Scholastique Mukasonga, Cœur Tambour

Cœur bat­tant de l’Afrique

En cha­cun de ses livres, Scho­las­tique Muka­songa par­court les ter­ri­toires dou­lou­reux de sa mémoire dans la quête d’un Rwanda plus légen­daire que réel, entre tra­di­tion et moder­nité. Son monde est peu­plé de griots qui n’ignorent rien de ce qui arrive après eux. Sur­git dans son livre une prin­cesse afri­caine dont le nom est par­venu jusque sur les plages de la Jamaïque. Le tout sur fond de la ter­reur de ceux qui eux-mêmes l’apportèrent : les blancs prêts à col­por­ter les rumeurs san­gui­naires de celle qui pour­tant n’avait le cœur à mas­sa­crer per­sonne.
Un tam­bour mythique suf­fit à la rébel­lion de la « reine », du Rwanda et de l’Ethiopie aux îles des Caraïbes peu­plées de mys­tères, d’ ini­tia­tions et sur fond de la nais­sance de la musique rasta, au nom d’un crime fon­da­teur. Celui de la diva Kitami, sur­nom­mée aux quatre points de l’horizon « l’Amazone noire ». Res­tent alors la parole dans l’écriture, l’écriture dans la parole. Laisses et liasses, effet trans­pa­rences, transe-lucidité par delà les mas­sacres du Rwanda. D’où les lignes sen­suelles mais aussi cas­sées : éros et deuil. Cela pour s’agripper : tam-tam du corps, bat­te­ments de mesure et déme­sure, marges sub­stan­tielles (le blanc) que l’écriture boit par appli­ca­tion de l’espace sur lui même.

§

### La consigne
Quelle suite donneriez-vous au texte ci-dessus sur Cœur Tambour de Scholastique Mukasonga ? Écrivez-la en reprenant juste après sa dernière phrase.

[Entrées enregistrées]
§

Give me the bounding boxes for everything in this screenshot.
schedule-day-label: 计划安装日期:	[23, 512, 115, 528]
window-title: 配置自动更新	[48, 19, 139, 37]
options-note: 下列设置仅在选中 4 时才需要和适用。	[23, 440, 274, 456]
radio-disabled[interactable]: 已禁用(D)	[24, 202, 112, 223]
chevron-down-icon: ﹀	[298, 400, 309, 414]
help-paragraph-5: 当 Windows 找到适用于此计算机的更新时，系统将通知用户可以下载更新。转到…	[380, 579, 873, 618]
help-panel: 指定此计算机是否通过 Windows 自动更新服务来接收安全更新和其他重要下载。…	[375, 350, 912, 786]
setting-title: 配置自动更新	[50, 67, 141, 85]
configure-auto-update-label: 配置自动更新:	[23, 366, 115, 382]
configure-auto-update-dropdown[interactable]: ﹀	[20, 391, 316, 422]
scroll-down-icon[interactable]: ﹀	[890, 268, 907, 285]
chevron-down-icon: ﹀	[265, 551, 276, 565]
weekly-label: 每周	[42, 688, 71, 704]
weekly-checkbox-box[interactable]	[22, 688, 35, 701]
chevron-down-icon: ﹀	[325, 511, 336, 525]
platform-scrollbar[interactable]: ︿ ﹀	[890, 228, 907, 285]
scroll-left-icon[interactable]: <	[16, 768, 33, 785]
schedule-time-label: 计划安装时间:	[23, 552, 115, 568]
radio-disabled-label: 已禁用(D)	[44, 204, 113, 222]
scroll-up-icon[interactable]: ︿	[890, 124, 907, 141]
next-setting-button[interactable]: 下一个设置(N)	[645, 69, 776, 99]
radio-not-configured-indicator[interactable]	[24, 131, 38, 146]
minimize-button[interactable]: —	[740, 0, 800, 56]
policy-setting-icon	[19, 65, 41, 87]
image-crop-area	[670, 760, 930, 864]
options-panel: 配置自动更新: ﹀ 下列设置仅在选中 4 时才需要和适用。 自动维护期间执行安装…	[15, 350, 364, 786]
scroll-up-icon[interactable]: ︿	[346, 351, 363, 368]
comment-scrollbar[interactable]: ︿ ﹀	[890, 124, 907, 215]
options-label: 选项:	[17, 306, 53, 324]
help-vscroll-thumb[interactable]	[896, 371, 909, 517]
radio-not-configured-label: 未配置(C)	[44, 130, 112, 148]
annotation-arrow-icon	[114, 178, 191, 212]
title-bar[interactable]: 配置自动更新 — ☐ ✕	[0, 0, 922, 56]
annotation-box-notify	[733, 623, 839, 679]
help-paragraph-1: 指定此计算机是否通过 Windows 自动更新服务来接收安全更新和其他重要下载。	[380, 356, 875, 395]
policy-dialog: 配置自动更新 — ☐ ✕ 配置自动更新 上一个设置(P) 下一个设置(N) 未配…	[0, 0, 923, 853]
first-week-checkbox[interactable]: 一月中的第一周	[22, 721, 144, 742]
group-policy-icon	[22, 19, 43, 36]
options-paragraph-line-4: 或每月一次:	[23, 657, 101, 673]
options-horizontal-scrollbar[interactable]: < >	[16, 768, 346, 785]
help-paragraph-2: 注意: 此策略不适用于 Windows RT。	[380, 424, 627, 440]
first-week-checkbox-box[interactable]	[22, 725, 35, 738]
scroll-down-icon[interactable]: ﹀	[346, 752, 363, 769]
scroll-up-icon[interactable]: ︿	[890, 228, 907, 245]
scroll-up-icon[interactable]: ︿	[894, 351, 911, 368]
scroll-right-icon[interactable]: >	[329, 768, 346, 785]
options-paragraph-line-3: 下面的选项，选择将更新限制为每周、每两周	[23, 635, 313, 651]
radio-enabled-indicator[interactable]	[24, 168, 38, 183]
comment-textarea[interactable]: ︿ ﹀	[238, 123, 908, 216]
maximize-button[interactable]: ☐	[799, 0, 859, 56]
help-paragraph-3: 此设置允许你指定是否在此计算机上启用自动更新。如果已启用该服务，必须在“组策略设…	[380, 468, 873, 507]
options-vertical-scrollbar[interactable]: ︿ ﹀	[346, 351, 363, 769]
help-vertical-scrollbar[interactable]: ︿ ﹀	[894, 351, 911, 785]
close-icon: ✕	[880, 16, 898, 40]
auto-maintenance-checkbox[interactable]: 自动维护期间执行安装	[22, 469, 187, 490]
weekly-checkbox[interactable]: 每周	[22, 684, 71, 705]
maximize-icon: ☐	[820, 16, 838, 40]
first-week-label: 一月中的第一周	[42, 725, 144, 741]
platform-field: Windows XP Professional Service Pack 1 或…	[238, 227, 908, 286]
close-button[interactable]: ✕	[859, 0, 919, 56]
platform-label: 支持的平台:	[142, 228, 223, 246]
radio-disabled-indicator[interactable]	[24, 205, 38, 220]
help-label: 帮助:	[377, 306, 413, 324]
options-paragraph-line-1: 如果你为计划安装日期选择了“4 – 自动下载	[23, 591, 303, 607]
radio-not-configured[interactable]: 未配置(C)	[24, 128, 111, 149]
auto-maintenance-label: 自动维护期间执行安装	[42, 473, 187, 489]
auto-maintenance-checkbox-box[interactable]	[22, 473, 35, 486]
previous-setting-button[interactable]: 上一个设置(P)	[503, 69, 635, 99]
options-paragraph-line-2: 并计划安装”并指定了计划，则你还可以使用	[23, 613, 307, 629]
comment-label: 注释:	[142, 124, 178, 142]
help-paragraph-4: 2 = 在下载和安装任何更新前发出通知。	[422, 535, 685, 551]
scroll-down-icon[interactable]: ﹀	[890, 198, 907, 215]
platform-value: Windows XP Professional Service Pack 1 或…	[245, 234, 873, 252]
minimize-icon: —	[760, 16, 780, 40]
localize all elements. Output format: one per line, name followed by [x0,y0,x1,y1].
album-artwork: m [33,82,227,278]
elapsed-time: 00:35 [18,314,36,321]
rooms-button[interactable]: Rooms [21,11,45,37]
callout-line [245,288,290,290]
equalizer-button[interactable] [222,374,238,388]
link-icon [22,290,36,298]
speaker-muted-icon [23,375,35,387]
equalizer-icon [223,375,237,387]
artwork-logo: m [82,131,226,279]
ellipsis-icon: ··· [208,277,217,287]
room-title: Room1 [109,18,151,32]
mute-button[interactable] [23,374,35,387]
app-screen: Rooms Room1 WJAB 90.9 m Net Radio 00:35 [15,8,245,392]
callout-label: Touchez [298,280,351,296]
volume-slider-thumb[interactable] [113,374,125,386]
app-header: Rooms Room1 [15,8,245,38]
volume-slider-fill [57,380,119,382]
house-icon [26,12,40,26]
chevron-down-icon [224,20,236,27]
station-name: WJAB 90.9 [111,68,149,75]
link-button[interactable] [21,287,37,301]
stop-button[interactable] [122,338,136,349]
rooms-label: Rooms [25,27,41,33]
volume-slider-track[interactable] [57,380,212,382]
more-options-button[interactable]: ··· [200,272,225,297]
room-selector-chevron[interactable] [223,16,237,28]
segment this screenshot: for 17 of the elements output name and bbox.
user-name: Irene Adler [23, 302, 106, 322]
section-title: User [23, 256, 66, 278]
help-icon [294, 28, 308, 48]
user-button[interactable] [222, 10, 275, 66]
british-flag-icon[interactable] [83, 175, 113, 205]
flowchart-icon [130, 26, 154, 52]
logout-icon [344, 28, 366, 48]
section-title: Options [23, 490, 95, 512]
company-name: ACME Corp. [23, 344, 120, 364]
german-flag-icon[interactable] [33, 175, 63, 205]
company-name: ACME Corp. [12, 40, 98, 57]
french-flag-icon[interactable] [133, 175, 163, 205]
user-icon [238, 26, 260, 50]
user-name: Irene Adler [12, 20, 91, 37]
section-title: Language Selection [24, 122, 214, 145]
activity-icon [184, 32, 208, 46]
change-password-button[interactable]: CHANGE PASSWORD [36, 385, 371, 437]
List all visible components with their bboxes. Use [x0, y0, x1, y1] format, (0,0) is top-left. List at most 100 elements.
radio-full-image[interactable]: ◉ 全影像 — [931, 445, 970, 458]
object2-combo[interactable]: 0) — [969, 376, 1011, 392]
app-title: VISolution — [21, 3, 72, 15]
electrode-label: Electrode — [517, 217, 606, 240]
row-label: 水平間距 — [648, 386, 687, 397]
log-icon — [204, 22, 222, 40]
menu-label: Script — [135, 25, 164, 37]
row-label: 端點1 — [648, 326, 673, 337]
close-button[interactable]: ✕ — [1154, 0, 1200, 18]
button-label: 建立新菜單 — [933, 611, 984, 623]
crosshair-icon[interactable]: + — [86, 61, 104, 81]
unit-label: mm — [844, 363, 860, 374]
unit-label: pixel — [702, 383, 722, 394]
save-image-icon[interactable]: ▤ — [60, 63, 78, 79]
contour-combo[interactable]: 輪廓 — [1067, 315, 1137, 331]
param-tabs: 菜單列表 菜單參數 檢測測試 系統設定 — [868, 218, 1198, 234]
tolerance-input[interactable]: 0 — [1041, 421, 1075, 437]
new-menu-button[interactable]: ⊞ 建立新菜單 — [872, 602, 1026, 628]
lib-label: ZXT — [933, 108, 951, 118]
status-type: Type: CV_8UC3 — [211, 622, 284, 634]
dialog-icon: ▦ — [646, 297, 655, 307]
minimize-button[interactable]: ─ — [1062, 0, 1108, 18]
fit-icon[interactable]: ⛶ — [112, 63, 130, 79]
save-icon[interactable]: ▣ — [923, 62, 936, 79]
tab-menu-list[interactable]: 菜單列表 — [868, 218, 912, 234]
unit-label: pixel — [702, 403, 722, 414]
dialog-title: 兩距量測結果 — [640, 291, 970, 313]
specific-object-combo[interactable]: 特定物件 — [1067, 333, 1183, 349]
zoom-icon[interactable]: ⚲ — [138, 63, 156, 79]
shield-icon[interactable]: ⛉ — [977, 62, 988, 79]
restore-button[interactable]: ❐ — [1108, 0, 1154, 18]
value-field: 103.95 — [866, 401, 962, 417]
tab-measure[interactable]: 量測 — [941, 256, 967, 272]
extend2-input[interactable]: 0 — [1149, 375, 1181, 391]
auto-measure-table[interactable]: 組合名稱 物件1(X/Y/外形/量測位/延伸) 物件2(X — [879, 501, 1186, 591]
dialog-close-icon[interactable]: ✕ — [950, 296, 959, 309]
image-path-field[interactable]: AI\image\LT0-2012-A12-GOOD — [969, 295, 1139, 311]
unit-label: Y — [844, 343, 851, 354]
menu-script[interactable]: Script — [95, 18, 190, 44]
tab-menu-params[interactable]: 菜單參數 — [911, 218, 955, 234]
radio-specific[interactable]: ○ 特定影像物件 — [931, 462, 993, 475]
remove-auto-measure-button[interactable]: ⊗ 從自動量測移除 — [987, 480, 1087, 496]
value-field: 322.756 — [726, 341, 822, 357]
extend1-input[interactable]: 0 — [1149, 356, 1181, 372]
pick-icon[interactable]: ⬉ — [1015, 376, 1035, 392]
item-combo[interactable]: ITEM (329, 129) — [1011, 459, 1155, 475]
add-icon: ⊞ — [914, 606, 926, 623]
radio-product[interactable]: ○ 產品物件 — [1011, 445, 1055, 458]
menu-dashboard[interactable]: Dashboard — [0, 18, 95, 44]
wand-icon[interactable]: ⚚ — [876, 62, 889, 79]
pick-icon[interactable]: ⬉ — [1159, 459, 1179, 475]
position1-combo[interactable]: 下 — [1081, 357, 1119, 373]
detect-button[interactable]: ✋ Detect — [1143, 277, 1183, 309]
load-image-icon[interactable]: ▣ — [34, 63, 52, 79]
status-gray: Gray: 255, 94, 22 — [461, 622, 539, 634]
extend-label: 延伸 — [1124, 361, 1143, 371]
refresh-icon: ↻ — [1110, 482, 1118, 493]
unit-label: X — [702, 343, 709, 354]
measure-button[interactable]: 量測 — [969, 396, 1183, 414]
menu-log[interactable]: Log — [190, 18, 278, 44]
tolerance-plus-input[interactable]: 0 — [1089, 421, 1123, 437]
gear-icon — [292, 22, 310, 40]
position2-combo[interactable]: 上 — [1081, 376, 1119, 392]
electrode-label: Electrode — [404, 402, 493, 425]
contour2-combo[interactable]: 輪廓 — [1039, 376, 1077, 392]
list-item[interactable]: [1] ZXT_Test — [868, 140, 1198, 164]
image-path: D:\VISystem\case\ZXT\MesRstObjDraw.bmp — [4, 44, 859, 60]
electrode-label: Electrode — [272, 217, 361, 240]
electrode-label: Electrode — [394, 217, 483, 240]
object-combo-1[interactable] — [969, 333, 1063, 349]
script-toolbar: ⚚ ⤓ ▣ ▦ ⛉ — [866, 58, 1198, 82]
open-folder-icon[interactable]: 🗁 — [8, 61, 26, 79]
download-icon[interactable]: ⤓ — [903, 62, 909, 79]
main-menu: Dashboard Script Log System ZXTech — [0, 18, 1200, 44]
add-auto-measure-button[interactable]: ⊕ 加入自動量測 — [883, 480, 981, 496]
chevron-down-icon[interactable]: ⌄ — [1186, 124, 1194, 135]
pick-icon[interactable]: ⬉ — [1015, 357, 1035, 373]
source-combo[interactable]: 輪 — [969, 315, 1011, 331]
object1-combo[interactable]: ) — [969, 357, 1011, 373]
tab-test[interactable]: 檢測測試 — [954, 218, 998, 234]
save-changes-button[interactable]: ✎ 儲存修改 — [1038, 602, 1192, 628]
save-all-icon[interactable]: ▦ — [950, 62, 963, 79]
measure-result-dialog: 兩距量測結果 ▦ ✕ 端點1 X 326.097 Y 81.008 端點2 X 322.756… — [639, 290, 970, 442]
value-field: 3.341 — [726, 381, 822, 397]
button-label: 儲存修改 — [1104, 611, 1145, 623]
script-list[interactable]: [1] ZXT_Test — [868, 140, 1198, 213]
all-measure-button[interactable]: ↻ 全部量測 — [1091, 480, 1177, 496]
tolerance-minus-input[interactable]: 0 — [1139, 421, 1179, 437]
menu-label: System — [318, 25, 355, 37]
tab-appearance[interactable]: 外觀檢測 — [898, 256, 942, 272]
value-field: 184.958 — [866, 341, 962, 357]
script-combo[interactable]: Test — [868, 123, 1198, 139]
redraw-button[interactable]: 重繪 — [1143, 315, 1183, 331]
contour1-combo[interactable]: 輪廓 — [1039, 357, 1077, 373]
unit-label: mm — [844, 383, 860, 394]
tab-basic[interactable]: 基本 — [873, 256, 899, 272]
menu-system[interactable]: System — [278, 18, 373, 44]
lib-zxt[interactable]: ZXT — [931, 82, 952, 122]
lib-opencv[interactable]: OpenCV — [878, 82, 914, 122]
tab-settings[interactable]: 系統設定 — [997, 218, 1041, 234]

§

### Résultat attendu
Il s’agit d’enfouir et déployer par sus­pens et retom­bées, par « répons » dévoi­lant la pro­fon­deur du contact par le dia­phane. Mots blancs, peaux noires, voix nues. Un par­cours que l’œil suit. Un par­cours qui déborde et fait repli. Emprise et prise de vue en quelque sorte là où Scho­las­tique Muka­songa pos­sède apti­tude à dire l’impossible, à dire l’émotion si long­temps rete­nue par pudeur, là où existe un pas­sage à la tom­bée de l’inhibition capi­tale et où s’allonge le geste sur lequel l’attention doit por­ter dans un aller sans retour

Demeurent un fond, un bruit, un fluide, un flux. Lumière et non éclai­rage. L’oxygène de l’écriture — mais aussi l’azote de sa trace. L’ellipse et l’énoncé. Néces­sité du secret. Impé­ra­tif de la parole. Par­ti­tion trou­blante du grave et de l’aigu. Et l’impossibilité de ne plus voir les bords d’ombre, les suites d’à-côtés, les théâtres d’ombres que chaque moment et l’histoire du livre évoquent là où une fois de plus l’auteure cherche dans le silence ce qui la parle, par marche for­cée au sein du cœur bat­tant de mère Afrique

jean-paul gavard-perret

Scho­las­tique Muka­songa, Cœur Tam­bour, Gal­li­mard, 2016, 176 p. — 16,50 €.